Written problem: Restate all of the data exactly.

** Begin **

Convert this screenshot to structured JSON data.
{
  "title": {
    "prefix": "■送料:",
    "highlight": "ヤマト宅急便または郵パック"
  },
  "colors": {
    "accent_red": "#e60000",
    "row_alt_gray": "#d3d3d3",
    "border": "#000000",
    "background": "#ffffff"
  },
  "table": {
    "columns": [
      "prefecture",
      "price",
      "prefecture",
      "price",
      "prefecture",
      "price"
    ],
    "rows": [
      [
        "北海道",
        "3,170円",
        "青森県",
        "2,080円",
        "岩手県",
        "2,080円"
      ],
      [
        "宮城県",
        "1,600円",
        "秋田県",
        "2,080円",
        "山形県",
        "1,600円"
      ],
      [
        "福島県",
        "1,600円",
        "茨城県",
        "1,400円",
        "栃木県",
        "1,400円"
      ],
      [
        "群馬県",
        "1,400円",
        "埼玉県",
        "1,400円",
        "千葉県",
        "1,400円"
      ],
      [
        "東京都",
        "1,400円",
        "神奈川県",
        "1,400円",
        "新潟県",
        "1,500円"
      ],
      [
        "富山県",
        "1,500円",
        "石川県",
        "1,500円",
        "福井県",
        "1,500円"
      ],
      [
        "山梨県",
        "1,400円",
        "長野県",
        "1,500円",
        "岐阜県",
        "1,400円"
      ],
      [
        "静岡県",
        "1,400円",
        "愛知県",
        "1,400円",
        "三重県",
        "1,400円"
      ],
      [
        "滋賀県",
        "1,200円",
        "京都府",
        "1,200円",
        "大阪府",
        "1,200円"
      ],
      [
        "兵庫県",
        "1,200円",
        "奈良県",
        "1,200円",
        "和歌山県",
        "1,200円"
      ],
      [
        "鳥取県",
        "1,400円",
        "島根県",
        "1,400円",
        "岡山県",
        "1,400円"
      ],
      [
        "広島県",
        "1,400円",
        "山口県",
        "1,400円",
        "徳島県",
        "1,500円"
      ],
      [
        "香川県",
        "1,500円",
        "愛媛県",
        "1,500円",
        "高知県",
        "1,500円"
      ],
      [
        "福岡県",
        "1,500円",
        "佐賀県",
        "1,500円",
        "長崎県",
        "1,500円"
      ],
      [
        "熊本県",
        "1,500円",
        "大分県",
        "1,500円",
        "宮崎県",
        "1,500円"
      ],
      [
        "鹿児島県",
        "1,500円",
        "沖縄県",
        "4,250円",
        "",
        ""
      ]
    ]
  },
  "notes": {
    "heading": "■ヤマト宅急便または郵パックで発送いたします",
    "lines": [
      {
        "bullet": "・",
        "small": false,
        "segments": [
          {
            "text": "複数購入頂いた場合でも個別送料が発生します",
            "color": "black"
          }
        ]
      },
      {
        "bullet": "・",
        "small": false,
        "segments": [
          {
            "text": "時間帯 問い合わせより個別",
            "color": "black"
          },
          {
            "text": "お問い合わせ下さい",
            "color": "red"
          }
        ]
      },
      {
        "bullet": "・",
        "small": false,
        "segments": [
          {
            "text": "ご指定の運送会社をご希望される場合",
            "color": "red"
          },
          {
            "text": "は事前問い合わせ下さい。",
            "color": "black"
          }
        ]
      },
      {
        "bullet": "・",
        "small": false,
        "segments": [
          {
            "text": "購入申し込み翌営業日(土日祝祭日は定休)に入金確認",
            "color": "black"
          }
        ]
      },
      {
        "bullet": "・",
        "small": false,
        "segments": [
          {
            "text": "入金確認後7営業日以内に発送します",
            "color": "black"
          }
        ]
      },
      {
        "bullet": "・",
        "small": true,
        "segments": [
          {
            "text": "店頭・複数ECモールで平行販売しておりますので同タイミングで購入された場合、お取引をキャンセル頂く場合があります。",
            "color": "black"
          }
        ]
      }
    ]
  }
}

** End **

Output of the exercise:
Convert this screenshot to structured JSON data.
{
  "title": {
    "prefix": "■送料:",
    "highlight": "ヤマト宅急便または郵パック"
  },
  "colors": {
    "accent_red": "#e60000",
    "row_alt_gray": "#d3d3d3",
    "border": "#000000",
    "background": "#ffffff"
  },
  "table": {
    "columns": [
      "prefecture",
      "price",
      "prefecture",
      "price",
      "prefecture",
      "price"
    ],
    "rows": [
      [
        "北海道",
        "3,170円",
        "青森県",
        "2,080円",
        "岩手県",
        "2,080円"
      ],
      [
        "宮城県",
        "1,600円",
        "秋田県",
        "2,080円",
        "山形県",
        "1,600円"
      ],
      [
        "福島県",
        "1,600円",
        "茨城県",
        "1,400円",
        "栃木県",
        "1,400円"
      ],
      [
        "群馬県",
        "1,400円",
        "埼玉県",
        "1,400円",
        "千葉県",
        "1,400円"
      ],
      [
        "東京都",
        "1,400円",
        "神奈川県",
        "1,400円",
        "新潟県",
        "1,500円"
      ],
      [
        "富山県",
        "1,500円",
        "石川県",
        "1,500円",
        "福井県",
        "1,500円"
      ],
      [
        "山梨県",
        "1,400円",
        "長野県",
        "1,500円",
        "岐阜県",
        "1,400円"
      ],
      [
        "静岡県",
        "1,400円",
        "愛知県",
        "1,400円",
        "三重県",
        "1,400円"
      ],
      [
        "滋賀県",
        "1,200円",
        "京都府",
        "1,200円",
        "大阪府",
        "1,200円"
      ],
      [
        "兵庫県",
        "1,200円",
        "奈良県",
        "1,200円",
        "和歌山県",
        "1,200円"
      ],
      [
        "鳥取県",
        "1,400円",
        "島根県",
        "1,400円",
        "岡山県",
        "1,400円"
      ],
      [
        "広島県",
        "1,400円",
        "山口県",
        "1,400円",
        "徳島県",
        "1,500円"
      ],
      [
        "香川県",
        "1,500円",
        "愛媛県",
        "1,500円",
        "高知県",
        "1,500円"
      ],
      [
        "福岡県",
        "1,500円",
        "佐賀県",
        "1,500円",
        "長崎県",
        "1,500円"
      ],
      [
        "熊本県",
        "1,500円",
        "大分県",
        "1,500円",
        "宮崎県",
        "1,500円"
      ],
      [
        "鹿児島県",
        "1,500円",
        "沖縄県",
        "4,250円",
        "",
        ""
      ]
    ]
  },
  "notes": {
    "heading": "■ヤマト宅急便または郵パックで発送いたします",
    "lines": [
      {
        "bullet": "・",
        "small": false,
        "segments": [
          {
            "text": "複数購入頂いた場合でも個別送料が発生します",
            "color": "black"
          }
        ]
      },
      {
        "bullet": "・",
        "small": false,
        "segments": [
          {
            "text": "時間帯 問い合わせより個別",
            "color": "black"
          },
          {
            "text": "お問い合わせ下さい",
            "color": "red"
          }
        ]
      },
      {
        "bullet": "・",
        "small": false,
        "segments": [
          {
            "text": "ご指定の運送会社をご希望される場合",
            "color": "red"
          },
          {
            "text": "は事前問い合わせ下さい。",
            "color": "black"
          }
        ]
      },
      {
        "bullet": "・",
        "small": false,
        "segments": [
          {
            "text": "購入申し込み翌営業日(土日祝祭日は定休)に入金確認",
            "color": "black"
          }
        ]
      },
      {
        "bullet": "・",
        "small": false,
        "segments": [
          {
            "text": "入金確認後7営業日以内に発送します",
            "color": "black"
          }
        ]
      },
      {
        "bullet": "・",
        "small": true,
        "segments": [
          {
            "text": "店頭・複数ECモールで平行販売しておりますので同タイミングで購入された場合、お取引をキャンセル頂く場合があります。",
            "color": "black"
          }
        ]
      }
    ]
  }
}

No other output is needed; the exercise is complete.